[start of RECORDS FOR THE TASK]

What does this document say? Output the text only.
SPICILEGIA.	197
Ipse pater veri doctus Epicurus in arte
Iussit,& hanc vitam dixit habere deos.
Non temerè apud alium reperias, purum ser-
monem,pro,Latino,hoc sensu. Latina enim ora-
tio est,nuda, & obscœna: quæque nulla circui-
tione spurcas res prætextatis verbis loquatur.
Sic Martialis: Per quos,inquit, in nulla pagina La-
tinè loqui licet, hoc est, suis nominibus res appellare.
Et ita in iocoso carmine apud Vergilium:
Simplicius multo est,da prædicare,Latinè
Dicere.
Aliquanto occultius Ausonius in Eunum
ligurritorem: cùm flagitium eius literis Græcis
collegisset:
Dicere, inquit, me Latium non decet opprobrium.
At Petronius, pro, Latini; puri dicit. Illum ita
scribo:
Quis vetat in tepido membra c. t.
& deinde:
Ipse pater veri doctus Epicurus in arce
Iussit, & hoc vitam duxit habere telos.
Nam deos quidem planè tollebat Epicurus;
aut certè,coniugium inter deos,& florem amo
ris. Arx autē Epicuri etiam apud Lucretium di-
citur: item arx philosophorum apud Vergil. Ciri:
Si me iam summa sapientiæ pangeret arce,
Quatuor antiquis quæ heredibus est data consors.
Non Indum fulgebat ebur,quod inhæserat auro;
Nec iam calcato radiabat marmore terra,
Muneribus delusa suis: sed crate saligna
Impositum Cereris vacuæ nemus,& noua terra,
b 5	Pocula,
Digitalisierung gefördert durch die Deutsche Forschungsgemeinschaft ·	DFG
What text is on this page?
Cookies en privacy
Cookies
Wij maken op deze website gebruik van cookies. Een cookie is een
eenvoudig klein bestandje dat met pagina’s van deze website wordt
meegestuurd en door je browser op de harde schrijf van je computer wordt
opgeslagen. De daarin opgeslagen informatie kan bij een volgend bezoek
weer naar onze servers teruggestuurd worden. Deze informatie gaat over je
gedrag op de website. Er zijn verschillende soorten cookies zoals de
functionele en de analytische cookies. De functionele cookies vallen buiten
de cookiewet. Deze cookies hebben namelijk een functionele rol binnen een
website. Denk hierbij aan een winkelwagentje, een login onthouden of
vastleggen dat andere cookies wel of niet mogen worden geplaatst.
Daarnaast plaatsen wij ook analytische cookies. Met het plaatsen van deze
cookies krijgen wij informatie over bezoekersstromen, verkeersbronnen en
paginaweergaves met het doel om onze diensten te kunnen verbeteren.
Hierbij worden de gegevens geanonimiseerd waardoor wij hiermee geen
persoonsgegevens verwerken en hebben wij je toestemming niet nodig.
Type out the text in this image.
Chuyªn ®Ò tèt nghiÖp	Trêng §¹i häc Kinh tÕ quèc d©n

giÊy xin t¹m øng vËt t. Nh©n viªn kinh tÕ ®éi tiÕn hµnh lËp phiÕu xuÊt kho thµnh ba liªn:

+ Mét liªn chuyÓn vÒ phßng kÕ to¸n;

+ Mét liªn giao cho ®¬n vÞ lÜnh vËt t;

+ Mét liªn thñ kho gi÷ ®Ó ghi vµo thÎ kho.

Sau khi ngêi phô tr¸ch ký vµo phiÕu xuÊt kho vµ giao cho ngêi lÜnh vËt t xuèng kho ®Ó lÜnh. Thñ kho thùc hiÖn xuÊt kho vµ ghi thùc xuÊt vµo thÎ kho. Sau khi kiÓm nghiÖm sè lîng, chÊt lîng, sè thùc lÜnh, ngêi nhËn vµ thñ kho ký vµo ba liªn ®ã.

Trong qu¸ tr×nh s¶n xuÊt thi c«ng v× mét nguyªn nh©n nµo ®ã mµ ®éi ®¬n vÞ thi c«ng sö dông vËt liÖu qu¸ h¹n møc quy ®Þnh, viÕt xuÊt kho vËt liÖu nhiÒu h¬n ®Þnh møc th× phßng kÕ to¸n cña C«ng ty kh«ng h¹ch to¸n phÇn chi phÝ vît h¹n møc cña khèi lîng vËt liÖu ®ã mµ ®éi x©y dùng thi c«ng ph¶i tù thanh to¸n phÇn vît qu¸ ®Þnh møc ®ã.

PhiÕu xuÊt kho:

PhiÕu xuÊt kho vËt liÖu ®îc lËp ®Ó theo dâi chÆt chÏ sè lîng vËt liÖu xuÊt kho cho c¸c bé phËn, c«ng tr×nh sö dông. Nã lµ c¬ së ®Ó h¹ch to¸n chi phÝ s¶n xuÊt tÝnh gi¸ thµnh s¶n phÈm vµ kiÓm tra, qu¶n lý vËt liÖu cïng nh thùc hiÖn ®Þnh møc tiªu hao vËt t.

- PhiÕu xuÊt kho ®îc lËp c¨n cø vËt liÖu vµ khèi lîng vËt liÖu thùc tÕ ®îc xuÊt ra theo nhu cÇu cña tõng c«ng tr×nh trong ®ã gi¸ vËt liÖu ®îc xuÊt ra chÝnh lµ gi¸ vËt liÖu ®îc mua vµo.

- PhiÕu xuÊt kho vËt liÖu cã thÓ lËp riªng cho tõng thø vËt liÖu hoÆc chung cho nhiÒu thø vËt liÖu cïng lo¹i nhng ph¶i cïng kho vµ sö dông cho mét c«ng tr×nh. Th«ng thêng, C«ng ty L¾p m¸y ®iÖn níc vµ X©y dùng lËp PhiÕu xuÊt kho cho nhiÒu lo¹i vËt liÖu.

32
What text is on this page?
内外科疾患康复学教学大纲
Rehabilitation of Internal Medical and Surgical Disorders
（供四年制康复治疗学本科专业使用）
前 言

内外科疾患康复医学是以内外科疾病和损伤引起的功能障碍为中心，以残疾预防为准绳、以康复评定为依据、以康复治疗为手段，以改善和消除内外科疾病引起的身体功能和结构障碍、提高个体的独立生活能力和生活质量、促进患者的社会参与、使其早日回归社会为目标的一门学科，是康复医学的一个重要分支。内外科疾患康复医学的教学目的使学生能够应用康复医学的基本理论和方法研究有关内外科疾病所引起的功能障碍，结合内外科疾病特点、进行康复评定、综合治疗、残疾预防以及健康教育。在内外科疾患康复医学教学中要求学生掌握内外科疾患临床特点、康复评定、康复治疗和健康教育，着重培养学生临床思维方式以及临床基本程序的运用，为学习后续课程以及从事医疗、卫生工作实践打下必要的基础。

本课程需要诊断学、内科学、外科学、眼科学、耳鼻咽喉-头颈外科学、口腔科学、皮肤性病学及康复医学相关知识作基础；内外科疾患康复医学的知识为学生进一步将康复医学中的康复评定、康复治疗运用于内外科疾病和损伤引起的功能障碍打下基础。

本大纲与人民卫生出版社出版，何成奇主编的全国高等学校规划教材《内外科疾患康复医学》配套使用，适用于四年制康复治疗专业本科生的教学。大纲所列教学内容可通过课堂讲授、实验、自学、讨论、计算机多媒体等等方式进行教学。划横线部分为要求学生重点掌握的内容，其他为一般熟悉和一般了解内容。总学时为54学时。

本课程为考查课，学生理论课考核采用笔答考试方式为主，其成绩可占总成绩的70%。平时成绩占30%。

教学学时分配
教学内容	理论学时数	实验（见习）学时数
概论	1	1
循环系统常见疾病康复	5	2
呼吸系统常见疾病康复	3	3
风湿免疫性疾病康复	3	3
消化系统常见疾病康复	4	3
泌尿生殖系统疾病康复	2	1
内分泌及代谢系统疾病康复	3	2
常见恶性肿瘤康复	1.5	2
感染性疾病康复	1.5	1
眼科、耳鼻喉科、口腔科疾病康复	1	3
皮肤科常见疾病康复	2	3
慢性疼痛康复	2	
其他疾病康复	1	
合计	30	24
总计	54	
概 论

[end of RECORDS FOR THE TASK]

### AIM OF THE TASK
Copy the data above exactly. Every line must be included.

### EXERCISE RESPONSE
What does this document say? Output the text only.
SPICILEGIA.	197
Ipse pater veri doctus Epicurus in arte
Iussit,& hanc vitam dixit habere deos.
Non temerè apud alium reperias, purum ser-
monem,pro,Latino,hoc sensu. Latina enim ora-
tio est,nuda, & obscœna: quæque nulla circui-
tione spurcas res prætextatis verbis loquatur.
Sic Martialis: Per quos,inquit, in nulla pagina La-
tinè loqui licet, hoc est, suis nominibus res appellare.
Et ita in iocoso carmine apud Vergilium:
Simplicius multo est,da prædicare,Latinè
Dicere.
Aliquanto occultius Ausonius in Eunum
ligurritorem: cùm flagitium eius literis Græcis
collegisset:
Dicere, inquit, me Latium non decet opprobrium.
At Petronius, pro, Latini; puri dicit. Illum ita
scribo:
Quis vetat in tepido membra c. t.
& deinde:
Ipse pater veri doctus Epicurus in arce
Iussit, & hoc vitam duxit habere telos.
Nam deos quidem planè tollebat Epicurus;
aut certè,coniugium inter deos,& florem amo
ris. Arx autē Epicuri etiam apud Lucretium di-
citur: item arx philosophorum apud Vergil. Ciri:
Si me iam summa sapientiæ pangeret arce,
Quatuor antiquis quæ heredibus est data consors.
Non Indum fulgebat ebur,quod inhæserat auro;
Nec iam calcato radiabat marmore terra,
Muneribus delusa suis: sed crate saligna
Impositum Cereris vacuæ nemus,& noua terra,
b 5	Pocula,
Digitalisierung gefördert durch die Deutsche Forschungsgemeinschaft ·	DFG
What text is on this page?
Cookies en privacy
Cookies
Wij maken op deze website gebruik van cookies. Een cookie is een
eenvoudig klein bestandje dat met pagina’s van deze website wordt
meegestuurd en door je browser op de harde schrijf van je computer wordt
opgeslagen. De daarin opgeslagen informatie kan bij een volgend bezoek
weer naar onze servers teruggestuurd worden. Deze informatie gaat over je
gedrag op de website. Er zijn verschillende soorten cookies zoals de
functionele en de analytische cookies. De functionele cookies vallen buiten
de cookiewet. Deze cookies hebben namelijk een functionele rol binnen een
website. Denk hierbij aan een winkelwagentje, een login onthouden of
vastleggen dat andere cookies wel of niet mogen worden geplaatst.
Daarnaast plaatsen wij ook analytische cookies. Met het plaatsen van deze
cookies krijgen wij informatie over bezoekersstromen, verkeersbronnen en
paginaweergaves met het doel om onze diensten te kunnen verbeteren.
Hierbij worden de gegevens geanonimiseerd waardoor wij hiermee geen
persoonsgegevens verwerken en hebben wij je toestemming niet nodig.
Type out the text in this image.
Chuyªn ®Ò tèt nghiÖp	Trêng §¹i häc Kinh tÕ quèc d©n

giÊy xin t¹m øng vËt t. Nh©n viªn kinh tÕ ®éi tiÕn hµnh lËp phiÕu xuÊt kho thµnh ba liªn:

+ Mét liªn chuyÓn vÒ phßng kÕ to¸n;

+ Mét liªn giao cho ®¬n vÞ lÜnh vËt t;

+ Mét liªn thñ kho gi÷ ®Ó ghi vµo thÎ kho.

Sau khi ngêi phô tr¸ch ký vµo phiÕu xuÊt kho vµ giao cho ngêi lÜnh vËt t xuèng kho ®Ó lÜnh. Thñ kho thùc hiÖn xuÊt kho vµ ghi thùc xuÊt vµo thÎ kho. Sau khi kiÓm nghiÖm sè lîng, chÊt lîng, sè thùc lÜnh, ngêi nhËn vµ thñ kho ký vµo ba liªn ®ã.

Trong qu¸ tr×nh s¶n xuÊt thi c«ng v× mét nguyªn nh©n nµo ®ã mµ ®éi ®¬n vÞ thi c«ng sö dông vËt liÖu qu¸ h¹n møc quy ®Þnh, viÕt xuÊt kho vËt liÖu nhiÒu h¬n ®Þnh møc th× phßng kÕ to¸n cña C«ng ty kh«ng h¹ch to¸n phÇn chi phÝ vît h¹n møc cña khèi lîng vËt liÖu ®ã mµ ®éi x©y dùng thi c«ng ph¶i tù thanh to¸n phÇn vît qu¸ ®Þnh møc ®ã.

PhiÕu xuÊt kho:

PhiÕu xuÊt kho vËt liÖu ®îc lËp ®Ó theo dâi chÆt chÏ sè lîng vËt liÖu xuÊt kho cho c¸c bé phËn, c«ng tr×nh sö dông. Nã lµ c¬ së ®Ó h¹ch to¸n chi phÝ s¶n xuÊt tÝnh gi¸ thµnh s¶n phÈm vµ kiÓm tra, qu¶n lý vËt liÖu cïng nh thùc hiÖn ®Þnh møc tiªu hao vËt t.

- PhiÕu xuÊt kho ®îc lËp c¨n cø vËt liÖu vµ khèi lîng vËt liÖu thùc tÕ ®îc xuÊt ra theo nhu cÇu cña tõng c«ng tr×nh trong ®ã gi¸ vËt liÖu ®îc xuÊt ra chÝnh lµ gi¸ vËt liÖu ®îc mua vµo.

- PhiÕu xuÊt kho vËt liÖu cã thÓ lËp riªng cho tõng thø vËt liÖu hoÆc chung cho nhiÒu thø vËt liÖu cïng lo¹i nhng ph¶i cïng kho vµ sö dông cho mét c«ng tr×nh. Th«ng thêng, C«ng ty L¾p m¸y ®iÖn níc vµ X©y dùng lËp PhiÕu xuÊt kho cho nhiÒu lo¹i vËt liÖu.

32
What text is on this page?
内外科疾患康复学教学大纲
Rehabilitation of Internal Medical and Surgical Disorders
（供四年制康复治疗学本科专业使用）
前 言

内外科疾患康复医学是以内外科疾病和损伤引起的功能障碍为中心，以残疾预防为准绳、以康复评定为依据、以康复治疗为手段，以改善和消除内外科疾病引起的身体功能和结构障碍、提高个体的独立生活能力和生活质量、促进患者的社会参与、使其早日回归社会为目标的一门学科，是康复医学的一个重要分支。内外科疾患康复医学的教学目的使学生能够应用康复医学的基本理论和方法研究有关内外科疾病所引起的功能障碍，结合内外科疾病特点、进行康复评定、综合治疗、残疾预防以及健康教育。在内外科疾患康复医学教学中要求学生掌握内外科疾患临床特点、康复评定、康复治疗和健康教育，着重培养学生临床思维方式以及临床基本程序的运用，为学习后续课程以及从事医疗、卫生工作实践打下必要的基础。

本课程需要诊断学、内科学、外科学、眼科学、耳鼻咽喉-头颈外科学、口腔科学、皮肤性病学及康复医学相关知识作基础；内外科疾患康复医学的知识为学生进一步将康复医学中的康复评定、康复治疗运用于内外科疾病和损伤引起的功能障碍打下基础。

本大纲与人民卫生出版社出版，何成奇主编的全国高等学校规划教材《内外科疾患康复医学》配套使用，适用于四年制康复治疗专业本科生的教学。大纲所列教学内容可通过课堂讲授、实验、自学、讨论、计算机多媒体等等方式进行教学。划横线部分为要求学生重点掌握的内容，其他为一般熟悉和一般了解内容。总学时为54学时。

本课程为考查课，学生理论课考核采用笔答考试方式为主，其成绩可占总成绩的70%。平时成绩占30%。

教学学时分配
教学内容	理论学时数	实验（见习）学时数
概论	1	1
循环系统常见疾病康复	5	2
呼吸系统常见疾病康复	3	3
风湿免疫性疾病康复	3	3
消化系统常见疾病康复	4	3
泌尿生殖系统疾病康复	2	1
内分泌及代谢系统疾病康复	3	2
常见恶性肿瘤康复	1.5	2
感染性疾病康复	1.5	1
眼科、耳鼻喉科、口腔科疾病康复	1	3
皮肤科常见疾病康复	2	3
慢性疼痛康复	2	
其他疾病康复	1	
合计	30	24
总计	54	
概 论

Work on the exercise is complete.